(Stored data entries)
________________
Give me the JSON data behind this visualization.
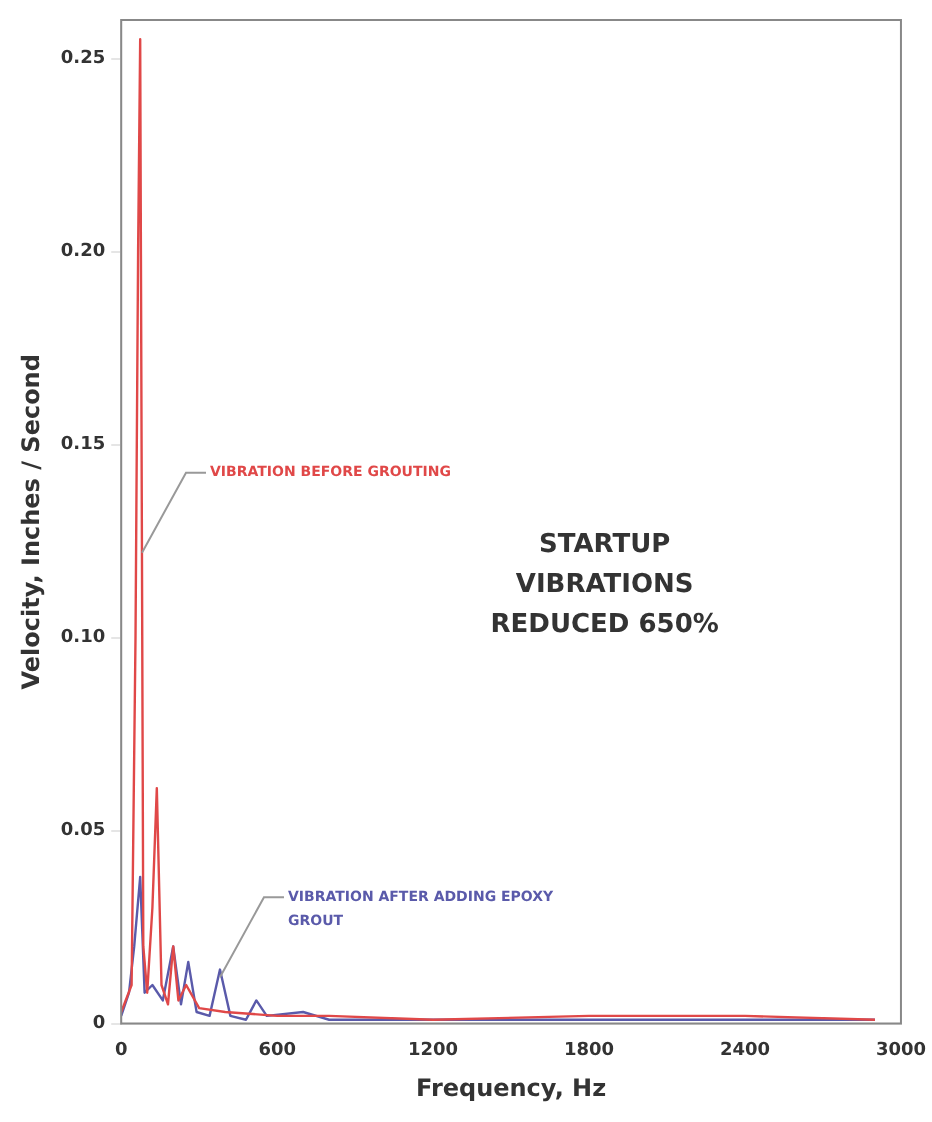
{
  "chart_data": {
    "type": "line",
    "xlabel": "Frequency, Hz",
    "ylabel": "Velocity, Inches / Second",
    "series": [
      {
        "color": "#e04848",
        "x": [
          0,
          40,
          55,
          65,
          73,
          85,
          100,
          120,
          137,
          155,
          180,
          200,
          220,
          250,
          300,
          400,
          600,
          800,
          1200,
          1800,
          2400,
          2900
        ],
        "values": [
          0.003,
          0.01,
          0.1,
          0.2,
          0.255,
          0.02,
          0.008,
          0.03,
          0.061,
          0.01,
          0.005,
          0.02,
          0.006,
          0.01,
          0.004,
          0.003,
          0.002,
          0.002,
          0.001,
          0.002,
          0.002,
          0.001
        ]
      },
      {
        "color": "#5a5aaa",
        "x": [
          0,
          30,
          50,
          73,
          90,
          120,
          160,
          200,
          230,
          258,
          290,
          340,
          380,
          420,
          480,
          520,
          560,
          700,
          800,
          1500,
          2400,
          2900
        ],
        "values": [
          0.002,
          0.008,
          0.02,
          0.038,
          0.008,
          0.01,
          0.006,
          0.02,
          0.005,
          0.016,
          0.003,
          0.002,
          0.014,
          0.002,
          0.001,
          0.006,
          0.002,
          0.003,
          0.001,
          0.001,
          0.001,
          0.001
        ]
      }
    ],
    "xlim": [
      0,
      3000
    ],
    "xticks": [
      0,
      600,
      1200,
      1800,
      2400,
      3000
    ],
    "ylim": [
      0,
      0.26
    ],
    "yticks": [
      0,
      0.05,
      {
        "value": 0.1,
        "label": "0.10"
      },
      0.15,
      {
        "value": 0.2,
        "label": "0.20"
      },
      0.25
    ],
    "grid": false,
    "legend": false,
    "marker": "none",
    "line_style": "solid",
    "annotations": [
      {
        "text": "VIBRATION BEFORE GROUTING",
        "x": 80,
        "y": 0.122
      },
      {
        "text": "VIBRATION AFTER ADDING EPOXY GROUT",
        "x": 380,
        "y": 0.012
      },
      "STARTUP VIBRATIONS REDUCED 650%"
    ]
  }
}
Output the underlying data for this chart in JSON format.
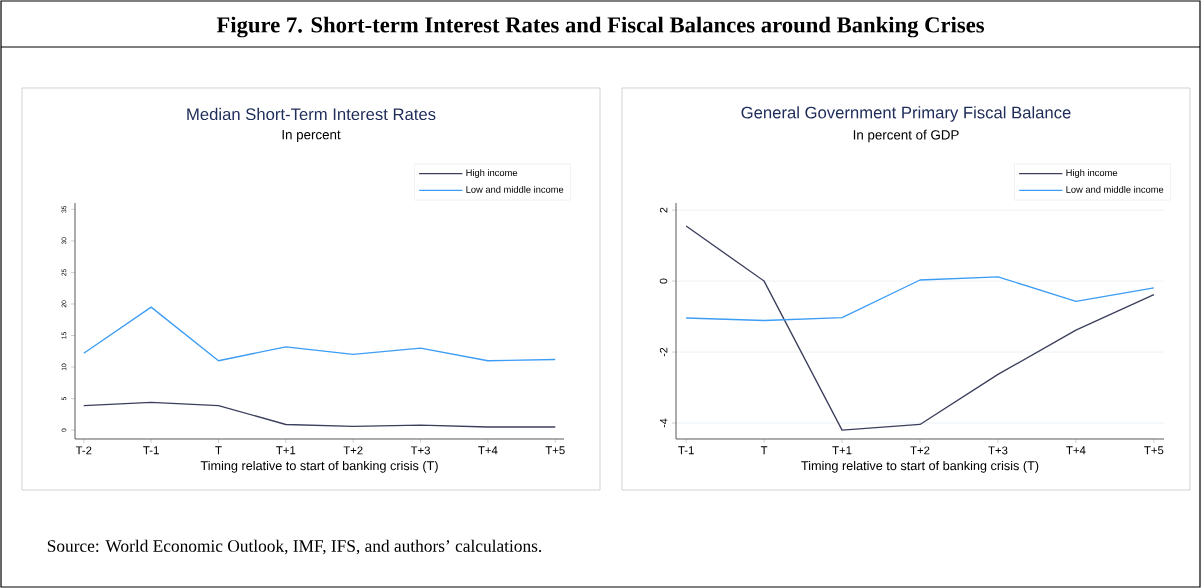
{
  "chart_data": [
    {
      "type": "line",
      "title": "Median Short-Term Interest Rates",
      "subtitle": "In percent",
      "xlabel": "Timing relative to start of banking crisis (T)",
      "annotations": [
        "Figure 7. Short-term Interest Rates and Fiscal Balances around Banking Crises"
      ],
      "categories": [
        "T-2",
        "T-1",
        "T",
        "T+1",
        "T+2",
        "T+3",
        "T+4",
        "T+5"
      ],
      "series": [
        {
          "name": "High income",
          "color": "#3b3f5c",
          "values": [
            3.9,
            4.4,
            3.9,
            0.9,
            0.6,
            0.8,
            0.5,
            0.5
          ]
        },
        {
          "name": "Low and middle income",
          "color": "#3d9df5",
          "values": [
            12.2,
            19.5,
            11.0,
            13.2,
            12.0,
            13.0,
            11.0,
            11.2
          ]
        }
      ],
      "ylim": [
        -1.4,
        36
      ],
      "yticks": [
        0,
        5,
        10,
        15,
        20,
        25,
        30,
        35
      ],
      "legend": "top right"
    },
    {
      "type": "line",
      "title": "General Government Primary Fiscal Balance",
      "subtitle": "In percent of GDP",
      "xlabel": "Timing relative to start of banking crisis (T)",
      "annotations": [
        "Source: World Economic Outlook, IMF, IFS, and authors’ calculations."
      ],
      "categories": [
        "T-1",
        "T",
        "T+1",
        "T+2",
        "T+3",
        "T+4",
        "T+5"
      ],
      "series": [
        {
          "name": "High income",
          "color": "#3b3f5c",
          "values": [
            1.55,
            0.0,
            -4.2,
            -4.04,
            -2.63,
            -1.38,
            -0.38
          ]
        },
        {
          "name": "Low and middle income",
          "color": "#3d9df5",
          "values": [
            -1.04,
            -1.11,
            -1.03,
            0.03,
            0.12,
            -0.57,
            -0.19
          ]
        }
      ],
      "ylim": [
        -4.45,
        2.2
      ],
      "yticks": [
        -4,
        -2,
        0,
        2
      ],
      "grid": "y",
      "legend": "top right"
    }
  ]
}
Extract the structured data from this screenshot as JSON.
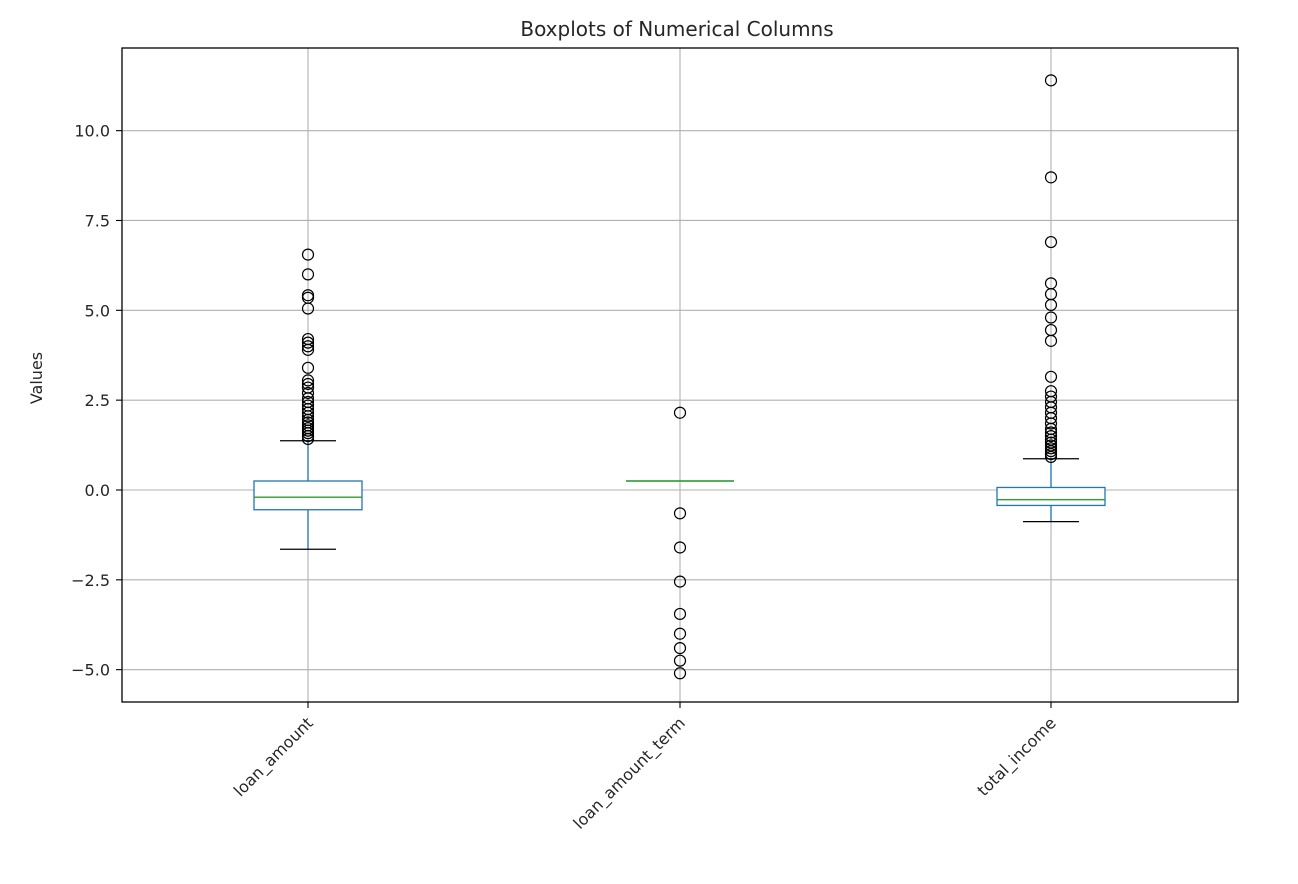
{
  "chart_data": {
    "type": "boxplot",
    "title": "Boxplots of Numerical Columns",
    "xlabel": "",
    "ylabel": "Values",
    "ylim": [
      -5.9,
      12.3
    ],
    "yticks": [
      -5.0,
      -2.5,
      0.0,
      2.5,
      5.0,
      7.5,
      10.0
    ],
    "ytick_labels": [
      "−5.0",
      "−2.5",
      "0.0",
      "2.5",
      "5.0",
      "7.5",
      "10.0"
    ],
    "categories": [
      "loan_amount",
      "loan_amount_term",
      "total_income"
    ],
    "grid": true,
    "xtick_rotation_deg": 45,
    "boxes": [
      {
        "name": "loan_amount",
        "whisker_low": -1.65,
        "q1": -0.55,
        "median": -0.2,
        "q3": 0.25,
        "whisker_high": 1.37,
        "fliers": [
          1.42,
          1.5,
          1.58,
          1.65,
          1.72,
          1.8,
          1.88,
          1.95,
          2.05,
          2.15,
          2.25,
          2.35,
          2.45,
          2.55,
          2.7,
          2.85,
          2.95,
          3.05,
          3.4,
          3.9,
          4.0,
          4.1,
          4.2,
          5.05,
          5.35,
          5.42,
          6.0,
          6.55
        ]
      },
      {
        "name": "loan_amount_term",
        "whisker_low": 0.25,
        "q1": 0.25,
        "median": 0.25,
        "q3": 0.25,
        "whisker_high": 0.25,
        "fliers": [
          2.15,
          -0.65,
          -1.6,
          -2.55,
          -3.45,
          -4.0,
          -4.4,
          -4.75,
          -5.1
        ]
      },
      {
        "name": "total_income",
        "whisker_low": -0.88,
        "q1": -0.43,
        "median": -0.27,
        "q3": 0.07,
        "whisker_high": 0.87,
        "fliers": [
          0.92,
          1.0,
          1.08,
          1.16,
          1.24,
          1.32,
          1.4,
          1.5,
          1.6,
          1.7,
          1.85,
          2.0,
          2.15,
          2.3,
          2.45,
          2.6,
          2.75,
          3.15,
          4.15,
          4.45,
          4.8,
          5.15,
          5.45,
          5.75,
          6.9,
          8.7,
          11.4
        ]
      }
    ]
  },
  "colors": {
    "box": "#1f77b4",
    "median": "#2ca02c",
    "flier": "#000000",
    "grid": "#b0b0b0",
    "frame": "#000000",
    "text": "#262626"
  }
}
________________
STATED PROBLEM:
Working from the lines above, reproduce the material exactly and exclude its pictures.

SOLUTION TO THIS TASK:
Give me the JSON data behind this visualization.
{
  "chart_data": {
    "type": "line",
    "xlabel": "Frequency, Hz",
    "ylabel": "Velocity, Inches / Second",
    "series": [
      {
        "color": "#e04848",
        "x": [
          0,
          40,
          55,
          65,
          73,
          85,
          100,
          120,
          137,
          155,
          180,
          200,
          220,
          250,
          300,
          400,
          600,
          800,
          1200,
          1800,
          2400,
          2900
        ],
        "values": [
          0.003,
          0.01,
          0.1,
          0.2,
          0.255,
          0.02,
          0.008,
          0.03,
          0.061,
          0.01,
          0.005,
          0.02,
          0.006,
          0.01,
          0.004,
          0.003,
          0.002,
          0.002,
          0.001,
          0.002,
          0.002,
          0.001
        ]
      },
      {
        "color": "#5a5aaa",
        "x": [
          0,
          30,
          50,
          73,
          90,
          120,
          160,
          200,
          230,
          258,
          290,
          340,
          380,
          420,
          480,
          520,
          560,
          700,
          800,
          1500,
          2400,
          2900
        ],
        "values": [
          0.002,
          0.008,
          0.02,
          0.038,
          0.008,
          0.01,
          0.006,
          0.02,
          0.005,
          0.016,
          0.003,
          0.002,
          0.014,
          0.002,
          0.001,
          0.006,
          0.002,
          0.003,
          0.001,
          0.001,
          0.001,
          0.001
        ]
      }
    ],
    "xlim": [
      0,
      3000
    ],
    "xticks": [
      0,
      600,
      1200,
      1800,
      2400,
      3000
    ],
    "ylim": [
      0,
      0.26
    ],
    "yticks": [
      0,
      0.05,
      {
        "value": 0.1,
        "label": "0.10"
      },
      0.15,
      {
        "value": 0.2,
        "label": "0.20"
      },
      0.25
    ],
    "grid": false,
    "legend": false,
    "marker": "none",
    "line_style": "solid",
    "annotations": [
      {
        "text": "VIBRATION BEFORE GROUTING",
        "x": 80,
        "y": 0.122
      },
      {
        "text": "VIBRATION AFTER ADDING EPOXY GROUT",
        "x": 380,
        "y": 0.012
      },
      "STARTUP VIBRATIONS REDUCED 650%"
    ]
  }
}
Output the underlying data for this chart in JSON format.
{
  "chart_data": [
    {
      "type": "line",
      "title": "Median Short-Term Interest Rates",
      "subtitle": "In percent",
      "xlabel": "Timing relative to start of banking crisis (T)",
      "annotations": [
        "Figure 7. Short-term Interest Rates and Fiscal Balances around Banking Crises"
      ],
      "categories": [
        "T-2",
        "T-1",
        "T",
        "T+1",
        "T+2",
        "T+3",
        "T+4",
        "T+5"
      ],
      "series": [
        {
          "name": "High income",
          "color": "#3b3f5c",
          "values": [
            3.9,
            4.4,
            3.9,
            0.9,
            0.6,
            0.8,
            0.5,
            0.5
          ]
        },
        {
          "name": "Low and middle income",
          "color": "#3d9df5",
          "values": [
            12.2,
            19.5,
            11.0,
            13.2,
            12.0,
            13.0,
            11.0,
            11.2
          ]
        }
      ],
      "ylim": [
        -1.4,
        36
      ],
      "yticks": [
        0,
        5,
        10,
        15,
        20,
        25,
        30,
        35
      ],
      "legend": "top right"
    },
    {
      "type": "line",
      "title": "General Government Primary Fiscal Balance",
      "subtitle": "In percent of GDP",
      "xlabel": "Timing relative to start of banking crisis (T)",
      "annotations": [
        "Source: World Economic Outlook, IMF, IFS, and authors’ calculations."
      ],
      "categories": [
        "T-1",
        "T",
        "T+1",
        "T+2",
        "T+3",
        "T+4",
        "T+5"
      ],
      "series": [
        {
          "name": "High income",
          "color": "#3b3f5c",
          "values": [
            1.55,
            0.0,
            -4.2,
            -4.04,
            -2.63,
            -1.38,
            -0.38
          ]
        },
        {
          "name": "Low and middle income",
          "color": "#3d9df5",
          "values": [
            -1.04,
            -1.11,
            -1.03,
            0.03,
            0.12,
            -0.57,
            -0.19
          ]
        }
      ],
      "ylim": [
        -4.45,
        2.2
      ],
      "yticks": [
        -4,
        -2,
        0,
        2
      ],
      "grid": "y",
      "legend": "top right"
    }
  ]
}
Extract the structured data from this screenshot as JSON.
{
  "chart_data": {
    "type": "boxplot",
    "title": "Boxplots of Numerical Columns",
    "xlabel": "",
    "ylabel": "Values",
    "ylim": [
      -5.9,
      12.3
    ],
    "yticks": [
      -5.0,
      -2.5,
      0.0,
      2.5,
      5.0,
      7.5,
      10.0
    ],
    "ytick_labels": [
      "−5.0",
      "−2.5",
      "0.0",
      "2.5",
      "5.0",
      "7.5",
      "10.0"
    ],
    "categories": [
      "loan_amount",
      "loan_amount_term",
      "total_income"
    ],
    "grid": true,
    "xtick_rotation_deg": 45,
    "boxes": [
      {
        "name": "loan_amount",
        "whisker_low": -1.65,
        "q1": -0.55,
        "median": -0.2,
        "q3": 0.25,
        "whisker_high": 1.37,
        "fliers": [
          1.42,
          1.5,
          1.58,
          1.65,
          1.72,
          1.8,
          1.88,
          1.95,
          2.05,
          2.15,
          2.25,
          2.35,
          2.45,
          2.55,
          2.7,
          2.85,
          2.95,
          3.05,
          3.4,
          3.9,
          4.0,
          4.1,
          4.2,
          5.05,
          5.35,
          5.42,
          6.0,
          6.55
        ]
      },
      {
        "name": "loan_amount_term",
        "whisker_low": 0.25,
        "q1": 0.25,
        "median": 0.25,
        "q3": 0.25,
        "whisker_high": 0.25,
        "fliers": [
          2.15,
          -0.65,
          -1.6,
          -2.55,
          -3.45,
          -4.0,
          -4.4,
          -4.75,
          -5.1
        ]
      },
      {
        "name": "total_income",
        "whisker_low": -0.88,
        "q1": -0.43,
        "median": -0.27,
        "q3": 0.07,
        "whisker_high": 0.87,
        "fliers": [
          0.92,
          1.0,
          1.08,
          1.16,
          1.24,
          1.32,
          1.4,
          1.5,
          1.6,
          1.7,
          1.85,
          2.0,
          2.15,
          2.3,
          2.45,
          2.6,
          2.75,
          3.15,
          4.15,
          4.45,
          4.8,
          5.15,
          5.45,
          5.75,
          6.9,
          8.7,
          11.4
        ]
      }
    ]
  },
  "colors": {
    "box": "#1f77b4",
    "median": "#2ca02c",
    "flier": "#000000",
    "grid": "#b0b0b0",
    "frame": "#000000",
    "text": "#262626"
  }
}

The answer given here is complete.